## [TO BE DONE]
Check each line for the string "Labor". Give only the count of lines that have it.

## [MATERIAL FOR THIS TASK]
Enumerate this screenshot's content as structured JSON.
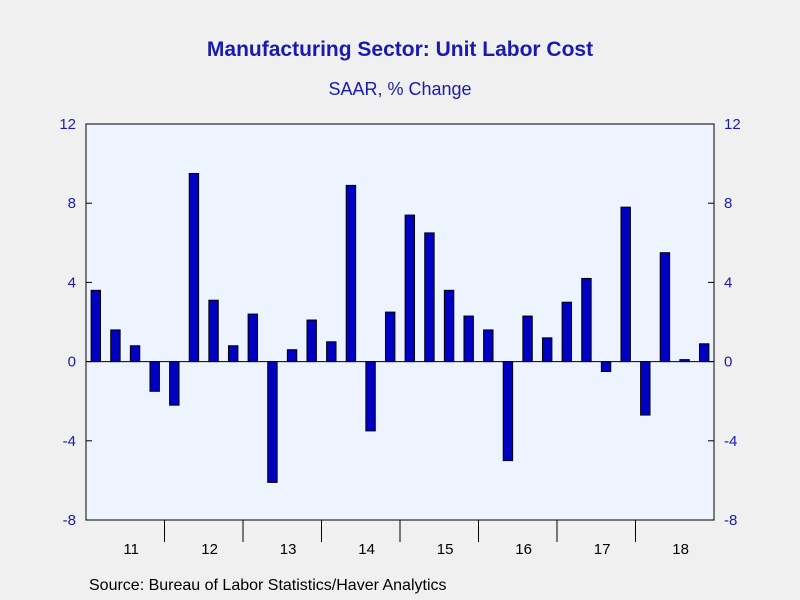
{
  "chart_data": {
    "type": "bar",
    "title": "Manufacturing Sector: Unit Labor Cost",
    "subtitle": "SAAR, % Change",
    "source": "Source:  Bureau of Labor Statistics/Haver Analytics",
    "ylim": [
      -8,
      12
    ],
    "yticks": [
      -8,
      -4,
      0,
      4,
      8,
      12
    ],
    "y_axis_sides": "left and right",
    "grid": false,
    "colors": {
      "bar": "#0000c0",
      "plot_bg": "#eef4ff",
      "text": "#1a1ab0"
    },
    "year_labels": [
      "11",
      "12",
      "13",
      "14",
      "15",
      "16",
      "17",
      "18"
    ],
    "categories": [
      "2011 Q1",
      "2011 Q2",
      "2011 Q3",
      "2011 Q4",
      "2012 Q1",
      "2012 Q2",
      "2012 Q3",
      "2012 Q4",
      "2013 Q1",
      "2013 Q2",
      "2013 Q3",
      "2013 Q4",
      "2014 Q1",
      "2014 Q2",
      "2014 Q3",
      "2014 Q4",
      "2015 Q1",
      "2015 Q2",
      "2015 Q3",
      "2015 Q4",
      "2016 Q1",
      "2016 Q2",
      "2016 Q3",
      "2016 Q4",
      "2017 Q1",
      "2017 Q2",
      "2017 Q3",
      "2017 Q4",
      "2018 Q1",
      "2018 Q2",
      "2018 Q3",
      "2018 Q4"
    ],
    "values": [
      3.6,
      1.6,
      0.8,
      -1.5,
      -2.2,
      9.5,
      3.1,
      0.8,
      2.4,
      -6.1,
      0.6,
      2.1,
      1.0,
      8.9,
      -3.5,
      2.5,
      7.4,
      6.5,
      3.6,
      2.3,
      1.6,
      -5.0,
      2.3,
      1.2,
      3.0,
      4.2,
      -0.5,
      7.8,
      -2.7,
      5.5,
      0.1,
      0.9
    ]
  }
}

---

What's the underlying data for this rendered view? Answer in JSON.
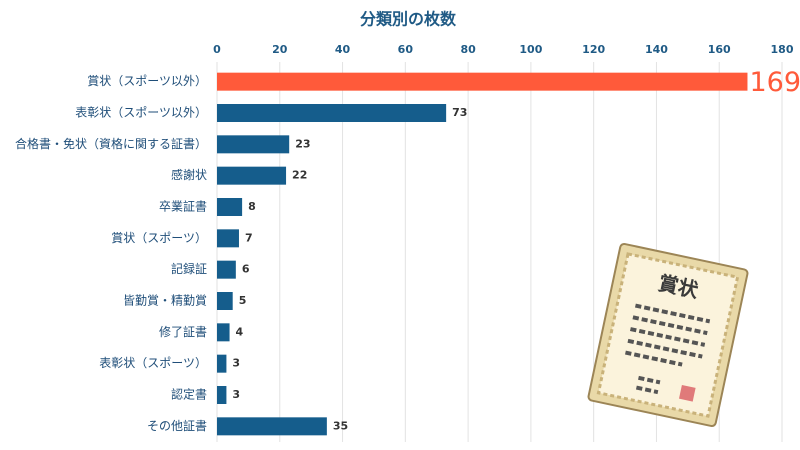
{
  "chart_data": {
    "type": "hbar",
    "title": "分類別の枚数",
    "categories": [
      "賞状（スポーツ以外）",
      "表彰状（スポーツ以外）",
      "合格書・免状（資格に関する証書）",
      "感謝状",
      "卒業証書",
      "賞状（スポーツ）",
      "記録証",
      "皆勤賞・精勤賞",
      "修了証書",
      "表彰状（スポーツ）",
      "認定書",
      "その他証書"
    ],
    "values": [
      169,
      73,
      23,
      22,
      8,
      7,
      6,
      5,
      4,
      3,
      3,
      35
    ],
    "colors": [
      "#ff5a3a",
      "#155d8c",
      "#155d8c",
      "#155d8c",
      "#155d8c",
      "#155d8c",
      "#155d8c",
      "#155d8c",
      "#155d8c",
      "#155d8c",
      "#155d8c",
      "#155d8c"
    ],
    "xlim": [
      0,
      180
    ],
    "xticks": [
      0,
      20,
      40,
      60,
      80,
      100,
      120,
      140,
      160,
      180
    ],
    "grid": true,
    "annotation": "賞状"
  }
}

## [RESPONSE TO THIS TASK]
2